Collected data
========================================
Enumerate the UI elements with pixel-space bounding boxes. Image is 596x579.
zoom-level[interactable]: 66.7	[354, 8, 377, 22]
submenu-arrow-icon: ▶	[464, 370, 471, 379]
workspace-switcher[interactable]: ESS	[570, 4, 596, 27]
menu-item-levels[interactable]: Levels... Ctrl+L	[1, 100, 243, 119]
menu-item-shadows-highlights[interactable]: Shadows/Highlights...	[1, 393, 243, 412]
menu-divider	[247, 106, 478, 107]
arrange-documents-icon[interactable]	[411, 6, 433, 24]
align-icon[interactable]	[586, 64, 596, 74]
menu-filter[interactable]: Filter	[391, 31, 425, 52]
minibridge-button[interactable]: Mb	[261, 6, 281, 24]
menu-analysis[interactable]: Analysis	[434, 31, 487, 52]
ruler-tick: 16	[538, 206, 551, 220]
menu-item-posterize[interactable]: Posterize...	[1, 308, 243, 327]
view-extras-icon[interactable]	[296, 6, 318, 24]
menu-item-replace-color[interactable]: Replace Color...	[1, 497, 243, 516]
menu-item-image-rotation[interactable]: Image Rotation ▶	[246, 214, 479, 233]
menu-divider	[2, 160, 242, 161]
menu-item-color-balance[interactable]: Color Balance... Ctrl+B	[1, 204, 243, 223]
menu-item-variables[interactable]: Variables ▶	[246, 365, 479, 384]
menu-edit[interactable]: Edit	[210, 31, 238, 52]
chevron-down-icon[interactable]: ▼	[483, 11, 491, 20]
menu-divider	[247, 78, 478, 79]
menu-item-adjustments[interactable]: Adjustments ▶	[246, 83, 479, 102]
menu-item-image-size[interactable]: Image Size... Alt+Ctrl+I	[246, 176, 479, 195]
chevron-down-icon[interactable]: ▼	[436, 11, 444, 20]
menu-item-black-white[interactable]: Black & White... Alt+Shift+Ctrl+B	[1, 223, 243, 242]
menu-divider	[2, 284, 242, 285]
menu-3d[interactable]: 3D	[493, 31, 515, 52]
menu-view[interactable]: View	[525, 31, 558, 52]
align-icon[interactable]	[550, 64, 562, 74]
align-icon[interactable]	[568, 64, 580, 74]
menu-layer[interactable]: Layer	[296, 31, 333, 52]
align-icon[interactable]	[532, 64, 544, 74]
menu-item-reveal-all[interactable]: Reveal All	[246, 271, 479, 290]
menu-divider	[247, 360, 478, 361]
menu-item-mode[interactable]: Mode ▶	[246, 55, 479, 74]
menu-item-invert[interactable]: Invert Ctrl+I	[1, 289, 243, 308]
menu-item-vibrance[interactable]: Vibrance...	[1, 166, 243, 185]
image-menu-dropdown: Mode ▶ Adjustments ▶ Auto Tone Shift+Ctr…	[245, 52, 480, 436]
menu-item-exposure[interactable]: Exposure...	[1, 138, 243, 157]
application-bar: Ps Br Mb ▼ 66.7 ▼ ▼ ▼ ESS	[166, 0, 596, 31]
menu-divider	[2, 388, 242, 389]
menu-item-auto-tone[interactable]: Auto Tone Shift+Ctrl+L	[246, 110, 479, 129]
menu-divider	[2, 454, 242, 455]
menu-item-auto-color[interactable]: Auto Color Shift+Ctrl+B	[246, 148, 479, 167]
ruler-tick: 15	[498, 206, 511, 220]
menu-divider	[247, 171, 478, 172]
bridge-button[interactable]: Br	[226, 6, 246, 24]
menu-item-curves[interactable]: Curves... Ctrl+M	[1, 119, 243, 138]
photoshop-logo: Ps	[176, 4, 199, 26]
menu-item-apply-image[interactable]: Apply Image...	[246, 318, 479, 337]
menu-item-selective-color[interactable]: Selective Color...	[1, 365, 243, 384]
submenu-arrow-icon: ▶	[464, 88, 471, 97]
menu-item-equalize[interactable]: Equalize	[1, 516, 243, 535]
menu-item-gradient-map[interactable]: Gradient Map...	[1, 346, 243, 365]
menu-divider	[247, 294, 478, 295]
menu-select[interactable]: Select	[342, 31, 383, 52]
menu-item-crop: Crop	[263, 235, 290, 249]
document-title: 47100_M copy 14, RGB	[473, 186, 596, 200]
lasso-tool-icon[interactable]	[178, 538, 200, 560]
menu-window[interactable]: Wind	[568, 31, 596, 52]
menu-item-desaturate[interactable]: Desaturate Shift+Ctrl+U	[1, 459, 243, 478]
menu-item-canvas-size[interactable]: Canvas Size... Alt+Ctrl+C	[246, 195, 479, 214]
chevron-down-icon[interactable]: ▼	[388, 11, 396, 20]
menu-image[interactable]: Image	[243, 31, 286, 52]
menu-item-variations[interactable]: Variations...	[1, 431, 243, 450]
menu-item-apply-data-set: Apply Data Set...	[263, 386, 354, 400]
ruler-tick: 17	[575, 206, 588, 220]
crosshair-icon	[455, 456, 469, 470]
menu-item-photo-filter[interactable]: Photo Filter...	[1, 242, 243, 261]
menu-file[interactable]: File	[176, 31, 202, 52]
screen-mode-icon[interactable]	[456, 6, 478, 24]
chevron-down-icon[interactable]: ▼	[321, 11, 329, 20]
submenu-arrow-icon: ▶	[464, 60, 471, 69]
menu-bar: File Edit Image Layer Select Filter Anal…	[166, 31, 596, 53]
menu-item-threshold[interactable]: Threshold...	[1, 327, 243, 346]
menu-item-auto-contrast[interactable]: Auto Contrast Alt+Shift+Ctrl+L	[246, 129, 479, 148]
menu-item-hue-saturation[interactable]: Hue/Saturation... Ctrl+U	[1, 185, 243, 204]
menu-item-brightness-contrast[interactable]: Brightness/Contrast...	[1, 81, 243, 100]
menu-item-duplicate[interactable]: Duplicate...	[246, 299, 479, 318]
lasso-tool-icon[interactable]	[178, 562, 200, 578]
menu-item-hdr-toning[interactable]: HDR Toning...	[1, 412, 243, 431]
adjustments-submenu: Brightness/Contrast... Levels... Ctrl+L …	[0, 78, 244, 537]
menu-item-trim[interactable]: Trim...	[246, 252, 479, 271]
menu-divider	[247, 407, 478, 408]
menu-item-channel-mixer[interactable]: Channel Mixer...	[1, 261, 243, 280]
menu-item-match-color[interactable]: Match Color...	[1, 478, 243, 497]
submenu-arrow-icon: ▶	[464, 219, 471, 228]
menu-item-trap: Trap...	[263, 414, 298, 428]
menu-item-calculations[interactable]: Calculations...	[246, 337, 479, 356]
========================================
PROBLEM DETAILS: Convert the records, from their first line through the line containing "6, 281, 24]", into a JSON list of strings with one string per line and blank lines omitted.

RESPONSE BELOW:
[
  "Enumerate the UI elements with pixel-space bounding boxes. Image is 596x579.",
  "zoom-level[interactable]: 66.7\t[354, 8, 377, 22]",
  "submenu-arrow-icon: ▶\t[464, 370, 471, 379]",
  "workspace-switcher[interactable]: ESS\t[570, 4, 596, 27]",
  "menu-item-levels[interactable]: Levels... Ctrl+L\t[1, 100, 243, 119]",
  "menu-item-shadows-highlights[interactable]: Shadows/Highlights...\t[1, 393, 243, 412]",
  "menu-divider\t[247, 106, 478, 107]",
  "arrange-documents-icon[interactable]\t[411, 6, 433, 24]",
  "align-icon[interactable]\t[586, 64, 596, 74]",
  "menu-filter[interactable]: Filter\t[391, 31, 425, 52]",
  "minibridge-button[interactable]: Mb\t[261, 6, 281, 24]"
]